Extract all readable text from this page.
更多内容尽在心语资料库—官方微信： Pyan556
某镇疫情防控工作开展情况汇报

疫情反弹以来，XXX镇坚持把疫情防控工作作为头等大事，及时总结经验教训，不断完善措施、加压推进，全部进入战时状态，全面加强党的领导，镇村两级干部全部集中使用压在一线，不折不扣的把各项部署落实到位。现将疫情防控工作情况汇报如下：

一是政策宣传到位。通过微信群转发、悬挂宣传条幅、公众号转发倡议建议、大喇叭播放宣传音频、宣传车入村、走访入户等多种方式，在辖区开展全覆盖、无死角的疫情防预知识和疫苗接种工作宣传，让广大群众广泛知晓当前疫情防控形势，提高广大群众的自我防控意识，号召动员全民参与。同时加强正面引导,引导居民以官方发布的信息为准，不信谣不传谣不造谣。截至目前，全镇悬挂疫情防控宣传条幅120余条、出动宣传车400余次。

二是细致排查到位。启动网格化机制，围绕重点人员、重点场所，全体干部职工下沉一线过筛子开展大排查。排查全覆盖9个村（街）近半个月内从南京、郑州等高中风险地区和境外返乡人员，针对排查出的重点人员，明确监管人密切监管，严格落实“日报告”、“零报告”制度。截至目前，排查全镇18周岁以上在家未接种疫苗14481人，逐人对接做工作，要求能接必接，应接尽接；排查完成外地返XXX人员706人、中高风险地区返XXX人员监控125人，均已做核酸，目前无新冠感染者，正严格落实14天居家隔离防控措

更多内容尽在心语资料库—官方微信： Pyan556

Given task
Which lines above contain the word "截至目前"? Copy each of them.

Answer below
一是政策宣传到位。通过微信群转发、悬挂宣传条幅、公众号转发倡议建议、大喇叭播放宣传音频、宣传车入村、走访入户等多种方式，在辖区开展全覆盖、无死角的疫情防预知识和疫苗接种工作宣传，让广大群众广泛知晓当前疫情防控形势，提高广大群众的自我防控意识，号召动员全民参与。同时加强正面引导,引导居民以官方发布的信息为准，不信谣不传谣不造谣。截至目前，全镇悬挂疫情防控宣传条幅120余条、出动宣传车400余次。
二是细致排查到位。启动网格化机制，围绕重点人员、重点场所，全体干部职工下沉一线过筛子开展大排查。排查全覆盖9个村（街）近半个月内从南京、郑州等高中风险地区和境外返乡人员，针对排查出的重点人员，明确监管人密切监管，严格落实“日报告”、“零报告”制度。截至目前，排查全镇18周岁以上在家未接种疫苗14481人，逐人对接做工作，要求能接必接，应接尽接；排查完成外地返XXX人员706人、中高风险地区返XXX人员监控125人，均已做核酸，目前无新冠感染者，正严格落实14天居家隔离防控措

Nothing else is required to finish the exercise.